■ **WHAT IS EXPECTED**: Transcribe the entries exactly; images are not part of the copy.
───── DATA FOR THIS TASK
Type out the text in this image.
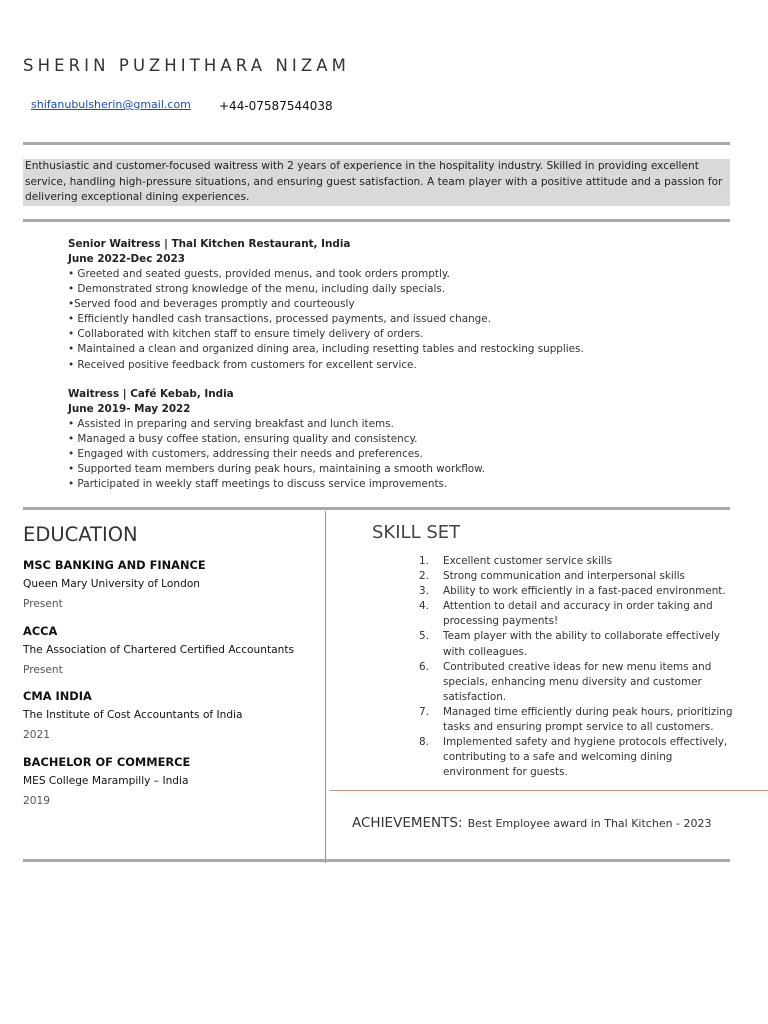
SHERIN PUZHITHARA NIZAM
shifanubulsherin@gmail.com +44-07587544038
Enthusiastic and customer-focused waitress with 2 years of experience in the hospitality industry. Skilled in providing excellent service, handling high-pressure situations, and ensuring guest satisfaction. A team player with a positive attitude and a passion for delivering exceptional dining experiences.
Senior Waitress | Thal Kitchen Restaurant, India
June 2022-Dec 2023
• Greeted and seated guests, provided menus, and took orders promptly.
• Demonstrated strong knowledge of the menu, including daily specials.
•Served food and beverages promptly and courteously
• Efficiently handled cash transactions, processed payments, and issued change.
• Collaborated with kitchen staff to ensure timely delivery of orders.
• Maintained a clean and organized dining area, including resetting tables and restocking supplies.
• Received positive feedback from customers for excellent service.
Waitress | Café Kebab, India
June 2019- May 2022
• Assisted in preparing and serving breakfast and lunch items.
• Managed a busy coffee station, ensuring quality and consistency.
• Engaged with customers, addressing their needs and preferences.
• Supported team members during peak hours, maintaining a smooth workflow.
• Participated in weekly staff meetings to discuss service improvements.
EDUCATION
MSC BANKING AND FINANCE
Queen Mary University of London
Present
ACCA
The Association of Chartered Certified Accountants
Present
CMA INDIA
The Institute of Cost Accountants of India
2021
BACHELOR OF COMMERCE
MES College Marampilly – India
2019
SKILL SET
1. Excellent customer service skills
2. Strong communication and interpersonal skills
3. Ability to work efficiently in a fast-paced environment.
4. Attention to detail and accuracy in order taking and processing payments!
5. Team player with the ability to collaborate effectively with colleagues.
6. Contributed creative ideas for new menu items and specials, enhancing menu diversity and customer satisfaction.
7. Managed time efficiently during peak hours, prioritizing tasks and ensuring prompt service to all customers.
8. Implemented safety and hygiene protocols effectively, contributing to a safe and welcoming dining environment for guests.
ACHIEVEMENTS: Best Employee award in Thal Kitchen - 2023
──────────
■ **RESULT**:
Type out the text in this image.
SHERIN PUZHITHARA NIZAM
shifanubulsherin@gmail.com +44-07587544038
Enthusiastic and customer-focused waitress with 2 years of experience in the hospitality industry. Skilled in providing excellent service, handling high-pressure situations, and ensuring guest satisfaction. A team player with a positive attitude and a passion for delivering exceptional dining experiences.
Senior Waitress | Thal Kitchen Restaurant, India
June 2022-Dec 2023
• Greeted and seated guests, provided menus, and took orders promptly.
• Demonstrated strong knowledge of the menu, including daily specials.
•Served food and beverages promptly and courteously
• Efficiently handled cash transactions, processed payments, and issued change.
• Collaborated with kitchen staff to ensure timely delivery of orders.
• Maintained a clean and organized dining area, including resetting tables and restocking supplies.
• Received positive feedback from customers for excellent service.
Waitress | Café Kebab, India
June 2019- May 2022
• Assisted in preparing and serving breakfast and lunch items.
• Managed a busy coffee station, ensuring quality and consistency.
• Engaged with customers, addressing their needs and preferences.
• Supported team members during peak hours, maintaining a smooth workflow.
• Participated in weekly staff meetings to discuss service improvements.
EDUCATION
MSC BANKING AND FINANCE
Queen Mary University of London
Present
ACCA
The Association of Chartered Certified Accountants
Present
CMA INDIA
The Institute of Cost Accountants of India
2021
BACHELOR OF COMMERCE
MES College Marampilly – India
2019
SKILL SET
1. Excellent customer service skills
2. Strong communication and interpersonal skills
3. Ability to work efficiently in a fast-paced environment.
4. Attention to detail and accuracy in order taking and processing payments!
5. Team player with the ability to collaborate effectively with colleagues.
6. Contributed creative ideas for new menu items and specials, enhancing menu diversity and customer satisfaction.
7. Managed time efficiently during peak hours, prioritizing tasks and ensuring prompt service to all customers.
8. Implemented safety and hygiene protocols effectively, contributing to a safe and welcoming dining environment for guests.
ACHIEVEMENTS: Best Employee award in Thal Kitchen - 2023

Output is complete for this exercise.